*GIVEN PROBLEM*:
Transcribe the data that follows precisely, omitting nothing.

*TASK DATA*:
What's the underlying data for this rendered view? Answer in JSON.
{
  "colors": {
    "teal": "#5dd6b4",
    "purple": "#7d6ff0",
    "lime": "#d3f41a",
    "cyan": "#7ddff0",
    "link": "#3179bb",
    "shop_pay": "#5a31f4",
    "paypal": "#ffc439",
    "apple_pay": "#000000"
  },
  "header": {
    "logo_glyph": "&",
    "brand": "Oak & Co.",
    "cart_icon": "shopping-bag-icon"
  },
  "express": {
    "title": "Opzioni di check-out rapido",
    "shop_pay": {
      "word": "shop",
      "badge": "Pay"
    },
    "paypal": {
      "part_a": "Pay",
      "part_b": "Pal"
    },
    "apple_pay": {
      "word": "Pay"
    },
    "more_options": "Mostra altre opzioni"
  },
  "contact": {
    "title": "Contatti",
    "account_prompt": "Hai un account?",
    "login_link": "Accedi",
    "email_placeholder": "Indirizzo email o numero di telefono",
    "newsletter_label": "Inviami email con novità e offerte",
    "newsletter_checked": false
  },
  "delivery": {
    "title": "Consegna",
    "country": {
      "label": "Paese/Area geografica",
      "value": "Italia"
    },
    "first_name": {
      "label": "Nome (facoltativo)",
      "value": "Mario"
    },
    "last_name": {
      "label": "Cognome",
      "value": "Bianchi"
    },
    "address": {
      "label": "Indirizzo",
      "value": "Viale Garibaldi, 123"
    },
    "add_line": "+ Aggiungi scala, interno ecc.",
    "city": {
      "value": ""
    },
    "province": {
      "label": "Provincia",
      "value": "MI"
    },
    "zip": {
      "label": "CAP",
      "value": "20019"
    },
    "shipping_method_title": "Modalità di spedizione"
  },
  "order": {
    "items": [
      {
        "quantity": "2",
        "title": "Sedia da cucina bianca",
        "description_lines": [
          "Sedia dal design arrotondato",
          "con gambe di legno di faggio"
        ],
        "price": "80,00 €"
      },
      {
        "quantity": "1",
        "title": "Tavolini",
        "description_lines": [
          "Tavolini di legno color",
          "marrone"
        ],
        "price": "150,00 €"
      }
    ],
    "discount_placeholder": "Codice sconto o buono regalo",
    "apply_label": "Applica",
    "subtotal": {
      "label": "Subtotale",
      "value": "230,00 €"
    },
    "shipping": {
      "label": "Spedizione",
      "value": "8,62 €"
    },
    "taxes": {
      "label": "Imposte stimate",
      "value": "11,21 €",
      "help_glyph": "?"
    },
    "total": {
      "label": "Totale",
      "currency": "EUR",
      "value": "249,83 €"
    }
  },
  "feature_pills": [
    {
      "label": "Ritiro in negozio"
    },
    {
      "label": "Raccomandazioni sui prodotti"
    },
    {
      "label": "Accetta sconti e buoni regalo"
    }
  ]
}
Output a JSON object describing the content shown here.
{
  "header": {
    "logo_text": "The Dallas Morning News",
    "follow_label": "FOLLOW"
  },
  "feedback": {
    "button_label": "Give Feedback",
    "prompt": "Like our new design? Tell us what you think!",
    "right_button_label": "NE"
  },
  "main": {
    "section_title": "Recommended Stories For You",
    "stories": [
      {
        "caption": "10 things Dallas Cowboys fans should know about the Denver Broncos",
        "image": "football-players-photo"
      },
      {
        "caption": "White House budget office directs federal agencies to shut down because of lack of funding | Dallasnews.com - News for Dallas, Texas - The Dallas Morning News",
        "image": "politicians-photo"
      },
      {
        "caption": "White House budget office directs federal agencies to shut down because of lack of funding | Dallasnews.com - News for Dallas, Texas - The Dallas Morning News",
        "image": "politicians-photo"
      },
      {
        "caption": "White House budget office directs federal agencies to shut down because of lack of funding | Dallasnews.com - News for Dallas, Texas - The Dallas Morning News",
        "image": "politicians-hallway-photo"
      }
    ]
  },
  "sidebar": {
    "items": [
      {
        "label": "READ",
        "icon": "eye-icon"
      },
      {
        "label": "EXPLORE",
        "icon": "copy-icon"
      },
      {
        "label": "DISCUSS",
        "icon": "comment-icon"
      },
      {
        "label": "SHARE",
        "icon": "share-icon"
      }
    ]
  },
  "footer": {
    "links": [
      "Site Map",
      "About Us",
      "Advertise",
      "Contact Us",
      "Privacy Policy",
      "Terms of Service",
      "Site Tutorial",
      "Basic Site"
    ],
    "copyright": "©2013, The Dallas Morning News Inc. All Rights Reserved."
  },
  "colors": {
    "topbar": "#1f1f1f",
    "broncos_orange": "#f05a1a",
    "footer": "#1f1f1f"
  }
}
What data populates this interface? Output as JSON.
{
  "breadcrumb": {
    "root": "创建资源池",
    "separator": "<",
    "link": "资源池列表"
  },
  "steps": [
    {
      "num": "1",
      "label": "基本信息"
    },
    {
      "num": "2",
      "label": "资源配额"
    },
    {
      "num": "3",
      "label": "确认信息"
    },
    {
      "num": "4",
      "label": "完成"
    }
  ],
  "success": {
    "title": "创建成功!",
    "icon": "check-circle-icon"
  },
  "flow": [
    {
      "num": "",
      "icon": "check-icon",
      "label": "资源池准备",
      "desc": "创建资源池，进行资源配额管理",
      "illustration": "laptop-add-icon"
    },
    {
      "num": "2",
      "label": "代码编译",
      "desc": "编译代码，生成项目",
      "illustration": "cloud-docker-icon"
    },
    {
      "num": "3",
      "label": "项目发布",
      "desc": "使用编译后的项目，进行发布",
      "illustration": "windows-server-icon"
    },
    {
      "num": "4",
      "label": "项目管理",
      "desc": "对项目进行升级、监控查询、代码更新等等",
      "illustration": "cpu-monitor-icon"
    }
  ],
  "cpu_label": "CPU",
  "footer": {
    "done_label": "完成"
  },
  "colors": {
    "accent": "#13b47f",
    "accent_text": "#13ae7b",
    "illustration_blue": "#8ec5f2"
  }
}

*RESULT BELOW*:
What's the underlying data for this rendered view? Answer in JSON.
{
  "colors": {
    "teal": "#5dd6b4",
    "purple": "#7d6ff0",
    "lime": "#d3f41a",
    "cyan": "#7ddff0",
    "link": "#3179bb",
    "shop_pay": "#5a31f4",
    "paypal": "#ffc439",
    "apple_pay": "#000000"
  },
  "header": {
    "logo_glyph": "&",
    "brand": "Oak & Co.",
    "cart_icon": "shopping-bag-icon"
  },
  "express": {
    "title": "Opzioni di check-out rapido",
    "shop_pay": {
      "word": "shop",
      "badge": "Pay"
    },
    "paypal": {
      "part_a": "Pay",
      "part_b": "Pal"
    },
    "apple_pay": {
      "word": "Pay"
    },
    "more_options": "Mostra altre opzioni"
  },
  "contact": {
    "title": "Contatti",
    "account_prompt": "Hai un account?",
    "login_link": "Accedi",
    "email_placeholder": "Indirizzo email o numero di telefono",
    "newsletter_label": "Inviami email con novità e offerte",
    "newsletter_checked": false
  },
  "delivery": {
    "title": "Consegna",
    "country": {
      "label": "Paese/Area geografica",
      "value": "Italia"
    },
    "first_name": {
      "label": "Nome (facoltativo)",
      "value": "Mario"
    },
    "last_name": {
      "label": "Cognome",
      "value": "Bianchi"
    },
    "address": {
      "label": "Indirizzo",
      "value": "Viale Garibaldi, 123"
    },
    "add_line": "+ Aggiungi scala, interno ecc.",
    "city": {
      "value": ""
    },
    "province": {
      "label": "Provincia",
      "value": "MI"
    },
    "zip": {
      "label": "CAP",
      "value": "20019"
    },
    "shipping_method_title": "Modalità di spedizione"
  },
  "order": {
    "items": [
      {
        "quantity": "2",
        "title": "Sedia da cucina bianca",
        "description_lines": [
          "Sedia dal design arrotondato",
          "con gambe di legno di faggio"
        ],
        "price": "80,00 €"
      },
      {
        "quantity": "1",
        "title": "Tavolini",
        "description_lines": [
          "Tavolini di legno color",
          "marrone"
        ],
        "price": "150,00 €"
      }
    ],
    "discount_placeholder": "Codice sconto o buono regalo",
    "apply_label": "Applica",
    "subtotal": {
      "label": "Subtotale",
      "value": "230,00 €"
    },
    "shipping": {
      "label": "Spedizione",
      "value": "8,62 €"
    },
    "taxes": {
      "label": "Imposte stimate",
      "value": "11,21 €",
      "help_glyph": "?"
    },
    "total": {
      "label": "Totale",
      "currency": "EUR",
      "value": "249,83 €"
    }
  },
  "feature_pills": [
    {
      "label": "Ritiro in negozio"
    },
    {
      "label": "Raccomandazioni sui prodotti"
    },
    {
      "label": "Accetta sconti e buoni regalo"
    }
  ]
}
Output a JSON object describing the content shown here.
{
  "header": {
    "logo_text": "The Dallas Morning News",
    "follow_label": "FOLLOW"
  },
  "feedback": {
    "button_label": "Give Feedback",
    "prompt": "Like our new design? Tell us what you think!",
    "right_button_label": "NE"
  },
  "main": {
    "section_title": "Recommended Stories For You",
    "stories": [
      {
        "caption": "10 things Dallas Cowboys fans should know about the Denver Broncos",
        "image": "football-players-photo"
      },
      {
        "caption": "White House budget office directs federal agencies to shut down because of lack of funding | Dallasnews.com - News for Dallas, Texas - The Dallas Morning News",
        "image": "politicians-photo"
      },
      {
        "caption": "White House budget office directs federal agencies to shut down because of lack of funding | Dallasnews.com - News for Dallas, Texas - The Dallas Morning News",
        "image": "politicians-photo"
      },
      {
        "caption": "White House budget office directs federal agencies to shut down because of lack of funding | Dallasnews.com - News for Dallas, Texas - The Dallas Morning News",
        "image": "politicians-hallway-photo"
      }
    ]
  },
  "sidebar": {
    "items": [
      {
        "label": "READ",
        "icon": "eye-icon"
      },
      {
        "label": "EXPLORE",
        "icon": "copy-icon"
      },
      {
        "label": "DISCUSS",
        "icon": "comment-icon"
      },
      {
        "label": "SHARE",
        "icon": "share-icon"
      }
    ]
  },
  "footer": {
    "links": [
      "Site Map",
      "About Us",
      "Advertise",
      "Contact Us",
      "Privacy Policy",
      "Terms of Service",
      "Site Tutorial",
      "Basic Site"
    ],
    "copyright": "©2013, The Dallas Morning News Inc. All Rights Reserved."
  },
  "colors": {
    "topbar": "#1f1f1f",
    "broncos_orange": "#f05a1a",
    "footer": "#1f1f1f"
  }
}
What data populates this interface? Output as JSON.
{
  "breadcrumb": {
    "root": "创建资源池",
    "separator": "<",
    "link": "资源池列表"
  },
  "steps": [
    {
      "num": "1",
      "label": "基本信息"
    },
    {
      "num": "2",
      "label": "资源配额"
    },
    {
      "num": "3",
      "label": "确认信息"
    },
    {
      "num": "4",
      "label": "完成"
    }
  ],
  "success": {
    "title": "创建成功!",
    "icon": "check-circle-icon"
  },
  "flow": [
    {
      "num": "",
      "icon": "check-icon",
      "label": "资源池准备",
      "desc": "创建资源池，进行资源配额管理",
      "illustration": "laptop-add-icon"
    },
    {
      "num": "2",
      "label": "代码编译",
      "desc": "编译代码，生成项目",
      "illustration": "cloud-docker-icon"
    },
    {
      "num": "3",
      "label": "项目发布",
      "desc": "使用编译后的项目，进行发布",
      "illustration": "windows-server-icon"
    },
    {
      "num": "4",
      "label": "项目管理",
      "desc": "对项目进行升级、监控查询、代码更新等等",
      "illustration": "cpu-monitor-icon"
    }
  ],
  "cpu_label": "CPU",
  "footer": {
    "done_label": "完成"
  },
  "colors": {
    "accent": "#13b47f",
    "accent_text": "#13ae7b",
    "illustration_blue": "#8ec5f2"
  }
}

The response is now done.